The request: Below are some records; give them all again exactly, but not the pictures.
▬▬▬▬▬▬
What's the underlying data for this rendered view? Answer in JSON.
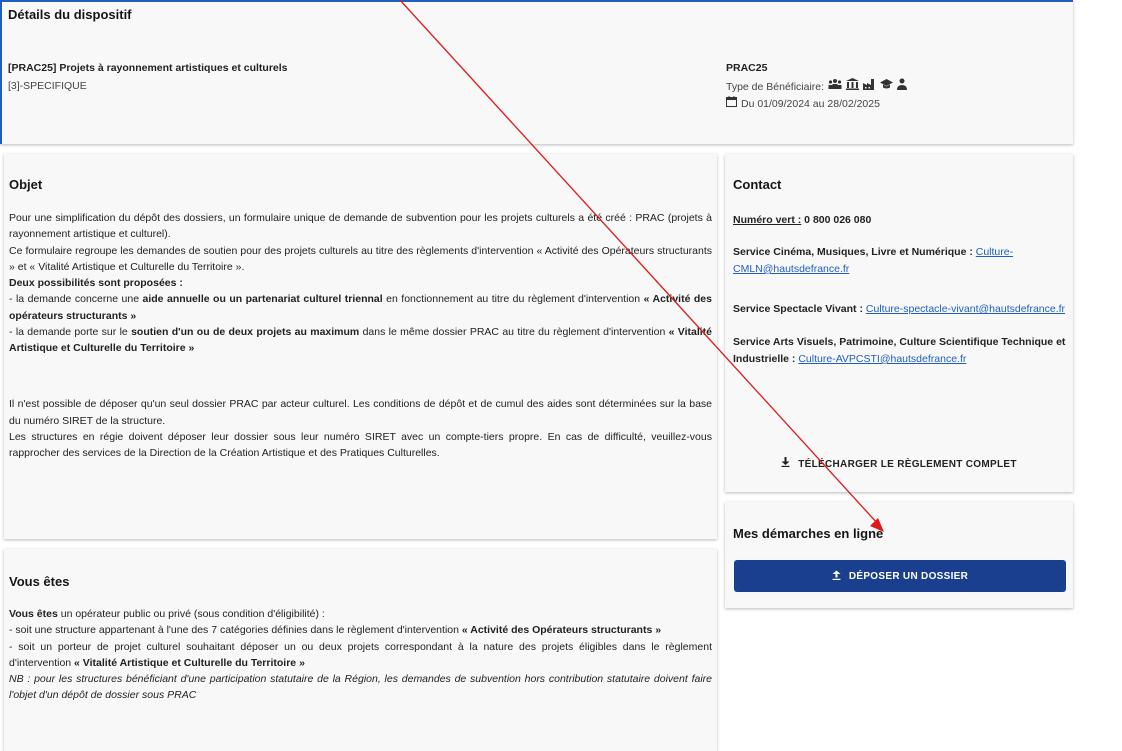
{
  "details": {
    "title": "Détails du dispositif",
    "dispositif_name": "[PRAC25] Projets à rayonnement artistiques et culturels",
    "dispositif_type": "[3]-SPECIFIQUE",
    "code": "PRAC25",
    "beneficiaire_label": "Type de Bénéficiaire:",
    "beneficiaire_icons": [
      "group-icon",
      "institution-icon",
      "factory-icon",
      "school-icon",
      "person-icon"
    ],
    "dates": "Du 01/09/2024 au 28/02/2025"
  },
  "objet": {
    "title": "Objet",
    "p1": "Pour une simplification du dépôt des dossiers, un formulaire unique de demande de subvention pour les projets culturels a été créé : PRAC (projets à rayonnement artistique et culturel).",
    "p2": "Ce formulaire regroupe les demandes de soutien pour des projets culturels au titre des règlements d'intervention « Activité des Opérateurs structurants » et « Vitalité Artistique et Culturelle du Territoire ».",
    "p3": "Deux possibilités sont proposées :",
    "b1_pre": "- la demande concerne une ",
    "b1_bold": "aide annuelle ou un partenariat culturel triennal",
    "b1_mid": " en fonctionnement au titre du règlement d'intervention ",
    "b1_bold2": "« Activité des opérateurs structurants »",
    "b2_pre": "- la demande porte sur le ",
    "b2_bold": "soutien d'un ou de deux projets au maximum",
    "b2_mid": " dans le même dossier PRAC au titre du règlement d'intervention ",
    "b2_bold2": "« Vitalité Artistique et Culturelle du Territoire »",
    "p4": "Il n'est possible de déposer qu'un seul dossier PRAC par acteur culturel. Les conditions de dépôt et de cumul des aides sont déterminées sur la base du numéro SIRET de la structure.",
    "p5": "Les structures en régie doivent déposer leur dossier sous leur numéro SIRET avec un compte-tiers propre. En cas de difficulté, veuillez-vous rapprocher des services de la Direction de la Création Artistique et des Pratiques Culturelles."
  },
  "vous": {
    "title": "Vous êtes",
    "intro_bold": "Vous êtes",
    "intro_rest": " un opérateur public ou privé (sous condition d'éligibilité) :",
    "l1_pre": " - soit une structure appartenant à l'une des 7 catégories définies dans le règlement d'intervention ",
    "l1_bold": "« Activité des Opérateurs structurants »",
    "l2_pre": " - soit un porteur de projet culturel souhaitant déposer un ou deux projets correspondant à la nature des projets éligibles dans le règlement d'intervention ",
    "l2_bold": "« Vitalité Artistique et Culturelle du Territoire »",
    "nb": "NB : pour les structures bénéficiant d'une participation statutaire de la Région, les demandes de subvention hors contribution statutaire doivent faire l'objet d'un dépôt de dossier sous PRAC"
  },
  "contact": {
    "title": "Contact",
    "numero_label": "Numéro vert :",
    "numero_value": " 0 800 026 080",
    "s1_label": "Service Cinéma, Musiques, Livre et Numérique : ",
    "s1_email": "Culture-CMLN@hautsdefrance.fr",
    "s2_label": "Service Spectacle Vivant : ",
    "s2_email": "Culture-spectacle-vivant@hautsdefrance.fr",
    "s3_label": "Service Arts Visuels, Patrimoine, Culture Scientifique Technique et Industrielle : ",
    "s3_email": "Culture-AVPCSTI@hautsdefrance.fr",
    "download_label": "TÉLÉCHARGER LE RÈGLEMENT COMPLET"
  },
  "demarches": {
    "title": "Mes démarches en ligne",
    "button_label": "DÉPOSER UN DOSSIER"
  },
  "colors": {
    "primary": "#1a3f8f",
    "link": "#1f5fbf",
    "annotation_arrow": "#e01818"
  }
}
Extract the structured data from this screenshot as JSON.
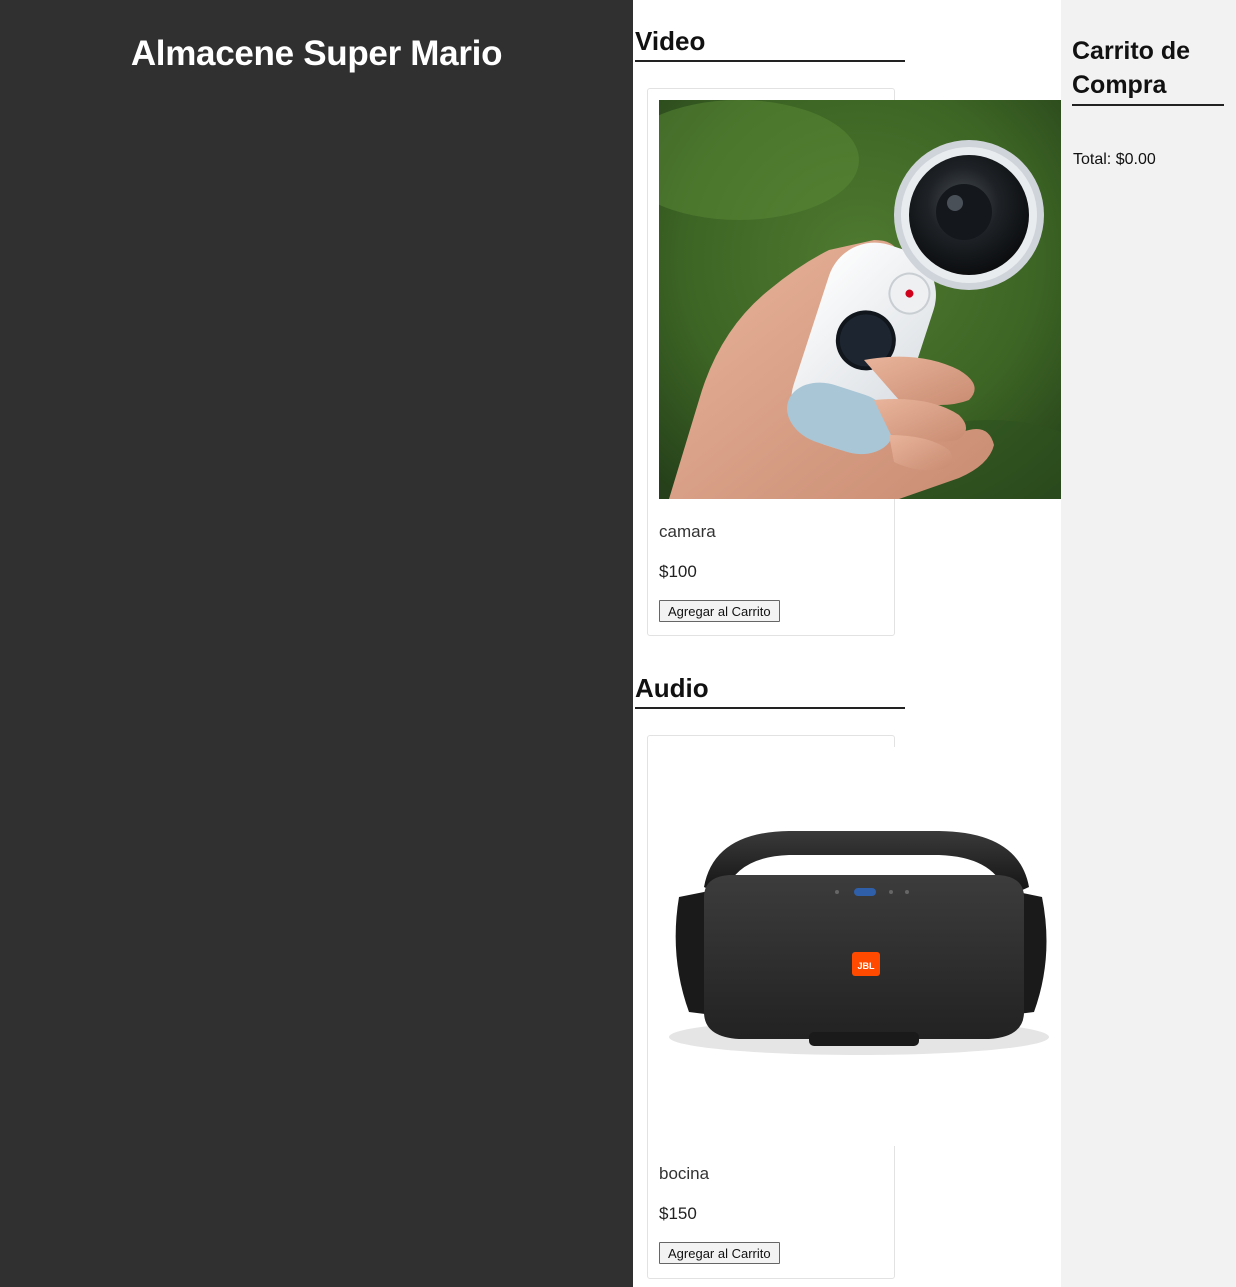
{
  "store": {
    "title": "Almacene Super Mario"
  },
  "sections": [
    {
      "title": "Video",
      "product": {
        "name": "camara",
        "price": "$100",
        "button_label": "Agregar al Carrito",
        "image": "360-camera-in-hand"
      }
    },
    {
      "title": "Audio",
      "product": {
        "name": "bocina",
        "price": "$150",
        "button_label": "Agregar al Carrito",
        "image": "portable-bluetooth-speaker"
      }
    }
  ],
  "cart": {
    "title": "Carrito de Compra",
    "total_label": "Total:",
    "total_value": "$0.00",
    "logo_text": "JBL"
  },
  "colors": {
    "sidebar": "#303030",
    "cart_panel": "#f2f2f2",
    "speaker_logo": "#ff4a00"
  }
}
▬▬▬▬▬▬
Task solution:
What's the underlying data for this rendered view? Answer in JSON.
{
  "details": {
    "title": "Détails du dispositif",
    "dispositif_name": "[PRAC25] Projets à rayonnement artistiques et culturels",
    "dispositif_type": "[3]-SPECIFIQUE",
    "code": "PRAC25",
    "beneficiaire_label": "Type de Bénéficiaire:",
    "beneficiaire_icons": [
      "group-icon",
      "institution-icon",
      "factory-icon",
      "school-icon",
      "person-icon"
    ],
    "dates": "Du 01/09/2024 au 28/02/2025"
  },
  "objet": {
    "title": "Objet",
    "p1": "Pour une simplification du dépôt des dossiers, un formulaire unique de demande de subvention pour les projets culturels a été créé : PRAC (projets à rayonnement artistique et culturel).",
    "p2": "Ce formulaire regroupe les demandes de soutien pour des projets culturels au titre des règlements d'intervention « Activité des Opérateurs structurants » et « Vitalité Artistique et Culturelle du Territoire ».",
    "p3": "Deux possibilités sont proposées :",
    "b1_pre": "- la demande concerne une ",
    "b1_bold": "aide annuelle ou un partenariat culturel triennal",
    "b1_mid": " en fonctionnement au titre du règlement d'intervention ",
    "b1_bold2": "« Activité des opérateurs structurants »",
    "b2_pre": "- la demande porte sur le ",
    "b2_bold": "soutien d'un ou de deux projets au maximum",
    "b2_mid": " dans le même dossier PRAC au titre du règlement d'intervention ",
    "b2_bold2": "« Vitalité Artistique et Culturelle du Territoire »",
    "p4": "Il n'est possible de déposer qu'un seul dossier PRAC par acteur culturel. Les conditions de dépôt et de cumul des aides sont déterminées sur la base du numéro SIRET de la structure.",
    "p5": "Les structures en régie doivent déposer leur dossier sous leur numéro SIRET avec un compte-tiers propre. En cas de difficulté, veuillez-vous rapprocher des services de la Direction de la Création Artistique et des Pratiques Culturelles."
  },
  "vous": {
    "title": "Vous êtes",
    "intro_bold": "Vous êtes",
    "intro_rest": " un opérateur public ou privé (sous condition d'éligibilité) :",
    "l1_pre": " - soit une structure appartenant à l'une des 7 catégories définies dans le règlement d'intervention ",
    "l1_bold": "« Activité des Opérateurs structurants »",
    "l2_pre": " - soit un porteur de projet culturel souhaitant déposer un ou deux projets correspondant à la nature des projets éligibles dans le règlement d'intervention ",
    "l2_bold": "« Vitalité Artistique et Culturelle du Territoire »",
    "nb": "NB : pour les structures bénéficiant d'une participation statutaire de la Région, les demandes de subvention hors contribution statutaire doivent faire l'objet d'un dépôt de dossier sous PRAC"
  },
  "contact": {
    "title": "Contact",
    "numero_label": "Numéro vert :",
    "numero_value": " 0 800 026 080",
    "s1_label": "Service Cinéma, Musiques, Livre et Numérique : ",
    "s1_email": "Culture-CMLN@hautsdefrance.fr",
    "s2_label": "Service Spectacle Vivant : ",
    "s2_email": "Culture-spectacle-vivant@hautsdefrance.fr",
    "s3_label": "Service Arts Visuels, Patrimoine, Culture Scientifique Technique et Industrielle : ",
    "s3_email": "Culture-AVPCSTI@hautsdefrance.fr",
    "download_label": "TÉLÉCHARGER LE RÈGLEMENT COMPLET"
  },
  "demarches": {
    "title": "Mes démarches en ligne",
    "button_label": "DÉPOSER UN DOSSIER"
  },
  "colors": {
    "primary": "#1a3f8f",
    "link": "#1f5fbf",
    "annotation_arrow": "#e01818"
  }
}
Extract the structured data from this screenshot as JSON.
{
  "store": {
    "title": "Almacene Super Mario"
  },
  "sections": [
    {
      "title": "Video",
      "product": {
        "name": "camara",
        "price": "$100",
        "button_label": "Agregar al Carrito",
        "image": "360-camera-in-hand"
      }
    },
    {
      "title": "Audio",
      "product": {
        "name": "bocina",
        "price": "$150",
        "button_label": "Agregar al Carrito",
        "image": "portable-bluetooth-speaker"
      }
    }
  ],
  "cart": {
    "title": "Carrito de Compra",
    "total_label": "Total:",
    "total_value": "$0.00",
    "logo_text": "JBL"
  },
  "colors": {
    "sidebar": "#303030",
    "cart_panel": "#f2f2f2",
    "speaker_logo": "#ff4a00"
  }
}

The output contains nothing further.